═══ MATERIAL PROVIDED

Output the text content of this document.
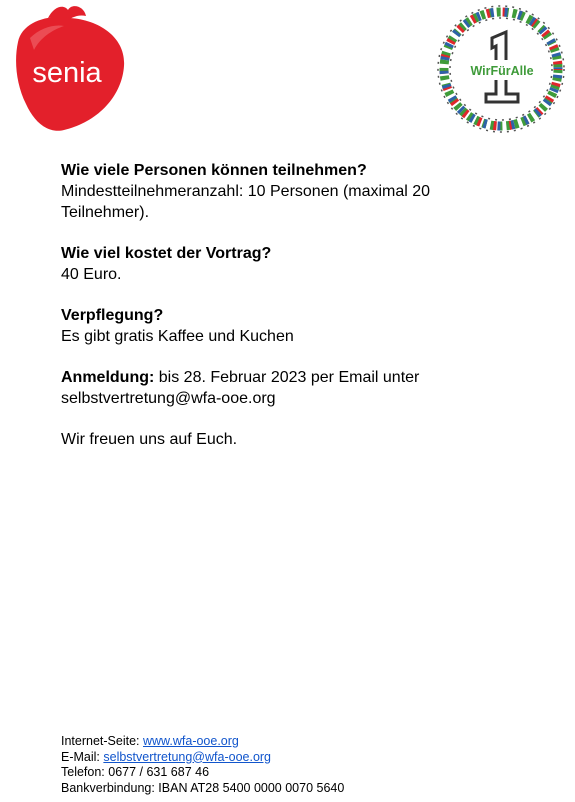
senia	WirFürAlle
Wie viele Personen können teilnehmen?
Mindestteilnehmeranzahl: 10 Personen (maximal 20
Teilnehmer).
Wie viel kostet der Vortrag?
40 Euro.
Verpflegung?
Es gibt gratis Kaffee und Kuchen
Anmeldung: bis 28. Februar 2023 per Email unter
selbstvertretung@wfa-ooe.org
Wir freuen uns auf Euch.
Internet-Seite: www.wfa-ooe.org
E-Mail: selbstvertretung@wfa-ooe.org
Telefon: 0677 / 631 687 46
Bankverbindung: IBAN AT28 5400 0000 0070 5640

══════

**EXERCISE DIRECTIONS**
Search the data for the string "Personen". List each line that has it.

**RESPONSE TO THIS EXERCISE**
Wie viele Personen können teilnehmen?
Mindestteilnehmeranzahl: 10 Personen (maximal 20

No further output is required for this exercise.